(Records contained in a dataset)

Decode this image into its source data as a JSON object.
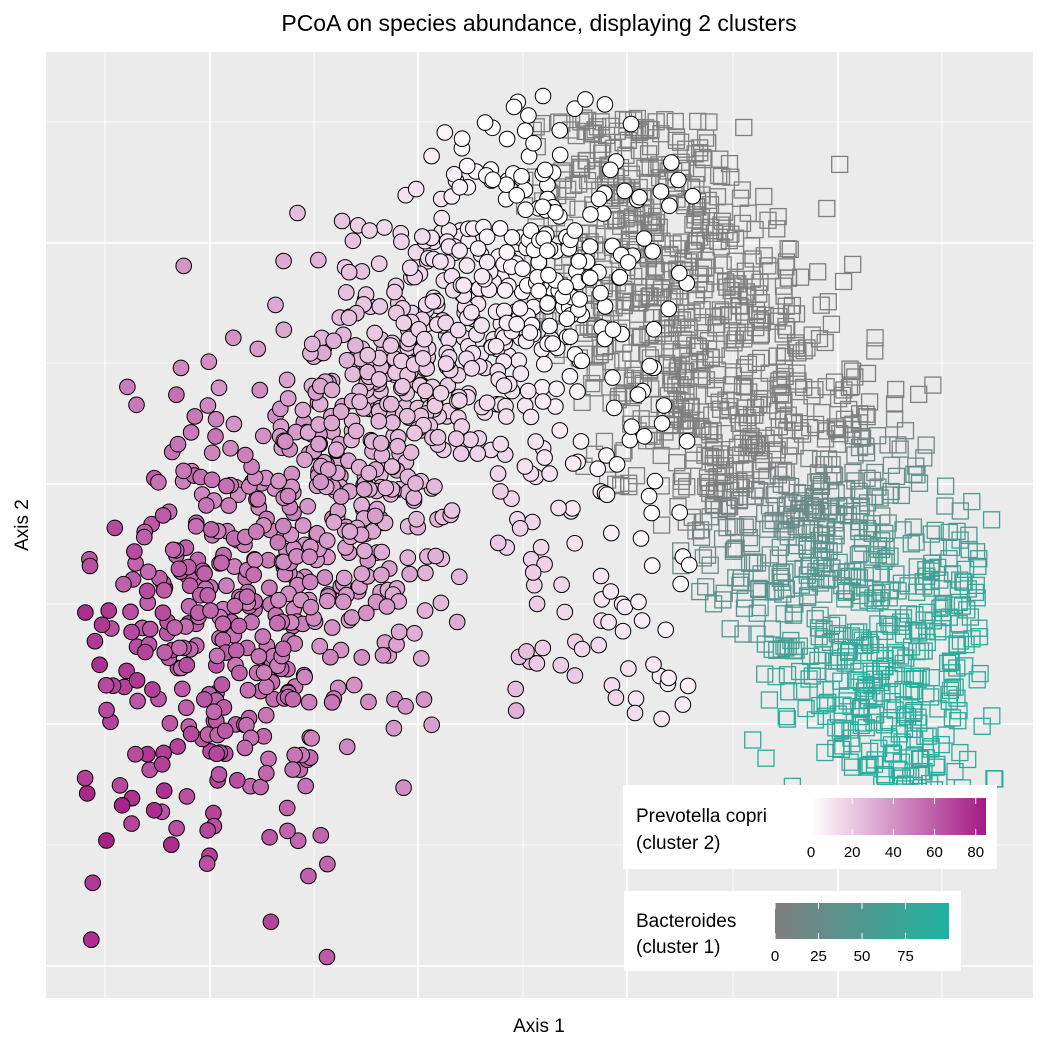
{
  "chart_data": {
    "type": "scatter",
    "title": "PCoA on species abundance, displaying 2 clusters",
    "xlabel": "Axis 1",
    "ylabel": "Axis 2",
    "x_ticks_labeled": false,
    "y_ticks_labeled": false,
    "grid": true,
    "background": "#EBEBEB",
    "series": [
      {
        "name": "cluster 1",
        "marker": "square",
        "fill": "none",
        "color_variable": "Bacteroides",
        "color_scale": {
          "low": "#7F7F7F",
          "high": "#1FB2A0",
          "range": [
            0,
            100
          ]
        },
        "description_points": "dense cloud of open squares on the right half"
      },
      {
        "name": "cluster 2",
        "marker": "circle",
        "stroke": "#000000",
        "color_variable": "Prevotella copri",
        "color_scale": {
          "low": "#FFFFFF",
          "high": "#A31A85",
          "range": [
            0,
            85
          ]
        },
        "description_points": "filled circles spreading from center-top to lower-left"
      }
    ],
    "legends": [
      {
        "title_line1": "Prevotella copri",
        "title_line2": "(cluster 2)",
        "ticks": [
          "0",
          "20",
          "40",
          "60",
          "80"
        ],
        "tick_values": [
          0,
          20,
          40,
          60,
          80
        ],
        "range": [
          0,
          85
        ],
        "colors": [
          "#FFFFFF",
          "#A31A85"
        ],
        "placement": "bottom-right"
      },
      {
        "title_line1": "Bacteroides",
        "title_line2": "(cluster 1)",
        "ticks": [
          "0",
          "25",
          "50",
          "75"
        ],
        "tick_values": [
          0,
          25,
          50,
          75
        ],
        "range": [
          0,
          100
        ],
        "colors": [
          "#7F7F7F",
          "#1FB2A0"
        ],
        "placement": "bottom-right"
      }
    ]
  }
}
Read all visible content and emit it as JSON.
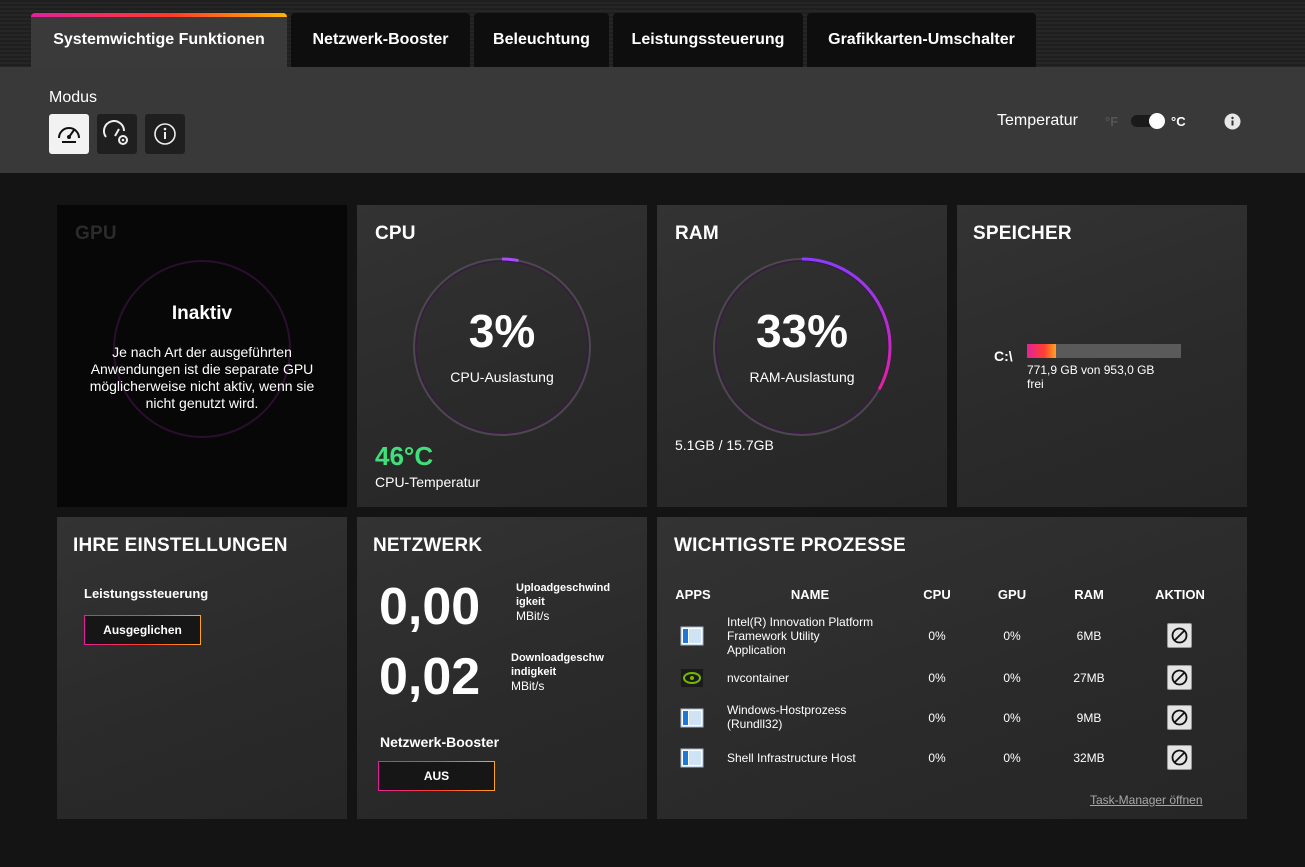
{
  "tabs": [
    {
      "label": "Systemwichtige Funktionen"
    },
    {
      "label": "Netzwerk-Booster"
    },
    {
      "label": "Beleuchtung"
    },
    {
      "label": "Leistungssteuerung"
    },
    {
      "label": "Grafikkarten-Umschalter"
    }
  ],
  "modebar": {
    "modus_label": "Modus",
    "temperature_label": "Temperatur",
    "unit_f": "°F",
    "unit_c": "°C",
    "selected_unit": "°C"
  },
  "gpu": {
    "title": "GPU",
    "status": "Inaktiv",
    "description": "Je nach Art der ausgeführten Anwendungen ist die separate GPU möglicherweise nicht aktiv, wenn sie nicht genutzt wird."
  },
  "cpu": {
    "title": "CPU",
    "usage": "3%",
    "usage_label": "CPU-Auslastung",
    "usage_fraction": 0.03,
    "temperature": "46°C",
    "temperature_label": "CPU-Temperatur"
  },
  "ram": {
    "title": "RAM",
    "usage": "33%",
    "usage_label": "RAM-Auslastung",
    "usage_fraction": 0.33,
    "amount": "5.1GB / 15.7GB"
  },
  "storage": {
    "title": "SPEICHER",
    "drive": "C:\\",
    "free_line1": "771,9 GB von 953,0 GB",
    "free_line2": "frei",
    "used_fraction": 0.19
  },
  "settings": {
    "title": "IHRE EINSTELLUNGEN",
    "performance_label": "Leistungssteuerung",
    "performance_value": "Ausgeglichen"
  },
  "network": {
    "title": "NETZWERK",
    "upload_value": "0,00",
    "upload_label_1": "Uploadgeschwind",
    "upload_label_2": "igkeit",
    "upload_unit": "MBit/s",
    "download_value": "0,02",
    "download_label_1": "Downloadgeschw",
    "download_label_2": "indigkeit",
    "download_unit": "MBit/s",
    "booster_label": "Netzwerk-Booster",
    "booster_value": "AUS"
  },
  "processes": {
    "title": "WICHTIGSTE PROZESSE",
    "headers": {
      "apps": "APPS",
      "name": "NAME",
      "cpu": "CPU",
      "gpu": "GPU",
      "ram": "RAM",
      "action": "AKTION"
    },
    "rows": [
      {
        "name_1": "Intel(R) Innovation Platform",
        "name_2": "Framework Utility",
        "name_3": "Application",
        "cpu": "0%",
        "gpu": "0%",
        "ram": "6MB",
        "icon": "window-app-icon"
      },
      {
        "name_1": "nvcontainer",
        "cpu": "0%",
        "gpu": "0%",
        "ram": "27MB",
        "icon": "nvidia-icon"
      },
      {
        "name_1": "Windows-Hostprozess",
        "name_2": "(Rundll32)",
        "cpu": "0%",
        "gpu": "0%",
        "ram": "9MB",
        "icon": "window-app-icon"
      },
      {
        "name_1": "Shell Infrastructure Host",
        "cpu": "0%",
        "gpu": "0%",
        "ram": "32MB",
        "icon": "window-app-icon"
      }
    ],
    "task_manager_link": "Task-Manager öffnen"
  },
  "colors": {
    "accent_pink": "#e3219c",
    "accent_orange": "#ffa321",
    "gauge_purple": "#a64dff",
    "temp_green": "#3fe07a"
  }
}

*Aim*: Leave out the pictures and transcribe everything else exactly.

*Reply to the exercise*:
Decode this image into its source data as a JSON object.
{
  "chart_data": {
    "type": "scatter",
    "title": "PCoA on species abundance, displaying 2 clusters",
    "xlabel": "Axis 1",
    "ylabel": "Axis 2",
    "x_ticks_labeled": false,
    "y_ticks_labeled": false,
    "grid": true,
    "background": "#EBEBEB",
    "series": [
      {
        "name": "cluster 1",
        "marker": "square",
        "fill": "none",
        "color_variable": "Bacteroides",
        "color_scale": {
          "low": "#7F7F7F",
          "high": "#1FB2A0",
          "range": [
            0,
            100
          ]
        },
        "description_points": "dense cloud of open squares on the right half"
      },
      {
        "name": "cluster 2",
        "marker": "circle",
        "stroke": "#000000",
        "color_variable": "Prevotella copri",
        "color_scale": {
          "low": "#FFFFFF",
          "high": "#A31A85",
          "range": [
            0,
            85
          ]
        },
        "description_points": "filled circles spreading from center-top to lower-left"
      }
    ],
    "legends": [
      {
        "title_line1": "Prevotella copri",
        "title_line2": "(cluster 2)",
        "ticks": [
          "0",
          "20",
          "40",
          "60",
          "80"
        ],
        "tick_values": [
          0,
          20,
          40,
          60,
          80
        ],
        "range": [
          0,
          85
        ],
        "colors": [
          "#FFFFFF",
          "#A31A85"
        ],
        "placement": "bottom-right"
      },
      {
        "title_line1": "Bacteroides",
        "title_line2": "(cluster 1)",
        "ticks": [
          "0",
          "25",
          "50",
          "75"
        ],
        "tick_values": [
          0,
          25,
          50,
          75
        ],
        "range": [
          0,
          100
        ],
        "colors": [
          "#7F7F7F",
          "#1FB2A0"
        ],
        "placement": "bottom-right"
      }
    ]
  }
}
Read all visible content and emit it as JSON.
{
  "tabs": [
    {
      "label": "Systemwichtige Funktionen"
    },
    {
      "label": "Netzwerk-Booster"
    },
    {
      "label": "Beleuchtung"
    },
    {
      "label": "Leistungssteuerung"
    },
    {
      "label": "Grafikkarten-Umschalter"
    }
  ],
  "modebar": {
    "modus_label": "Modus",
    "temperature_label": "Temperatur",
    "unit_f": "°F",
    "unit_c": "°C",
    "selected_unit": "°C"
  },
  "gpu": {
    "title": "GPU",
    "status": "Inaktiv",
    "description": "Je nach Art der ausgeführten Anwendungen ist die separate GPU möglicherweise nicht aktiv, wenn sie nicht genutzt wird."
  },
  "cpu": {
    "title": "CPU",
    "usage": "3%",
    "usage_label": "CPU-Auslastung",
    "usage_fraction": 0.03,
    "temperature": "46°C",
    "temperature_label": "CPU-Temperatur"
  },
  "ram": {
    "title": "RAM",
    "usage": "33%",
    "usage_label": "RAM-Auslastung",
    "usage_fraction": 0.33,
    "amount": "5.1GB / 15.7GB"
  },
  "storage": {
    "title": "SPEICHER",
    "drive": "C:\\",
    "free_line1": "771,9 GB von 953,0 GB",
    "free_line2": "frei",
    "used_fraction": 0.19
  },
  "settings": {
    "title": "IHRE EINSTELLUNGEN",
    "performance_label": "Leistungssteuerung",
    "performance_value": "Ausgeglichen"
  },
  "network": {
    "title": "NETZWERK",
    "upload_value": "0,00",
    "upload_label_1": "Uploadgeschwind",
    "upload_label_2": "igkeit",
    "upload_unit": "MBit/s",
    "download_value": "0,02",
    "download_label_1": "Downloadgeschw",
    "download_label_2": "indigkeit",
    "download_unit": "MBit/s",
    "booster_label": "Netzwerk-Booster",
    "booster_value": "AUS"
  },
  "processes": {
    "title": "WICHTIGSTE PROZESSE",
    "headers": {
      "apps": "APPS",
      "name": "NAME",
      "cpu": "CPU",
      "gpu": "GPU",
      "ram": "RAM",
      "action": "AKTION"
    },
    "rows": [
      {
        "name_1": "Intel(R) Innovation Platform",
        "name_2": "Framework Utility",
        "name_3": "Application",
        "cpu": "0%",
        "gpu": "0%",
        "ram": "6MB",
        "icon": "window-app-icon"
      },
      {
        "name_1": "nvcontainer",
        "cpu": "0%",
        "gpu": "0%",
        "ram": "27MB",
        "icon": "nvidia-icon"
      },
      {
        "name_1": "Windows-Hostprozess",
        "name_2": "(Rundll32)",
        "cpu": "0%",
        "gpu": "0%",
        "ram": "9MB",
        "icon": "window-app-icon"
      },
      {
        "name_1": "Shell Infrastructure Host",
        "cpu": "0%",
        "gpu": "0%",
        "ram": "32MB",
        "icon": "window-app-icon"
      }
    ],
    "task_manager_link": "Task-Manager öffnen"
  },
  "colors": {
    "accent_pink": "#e3219c",
    "accent_orange": "#ffa321",
    "gauge_purple": "#a64dff",
    "temp_green": "#3fe07a"
  }
}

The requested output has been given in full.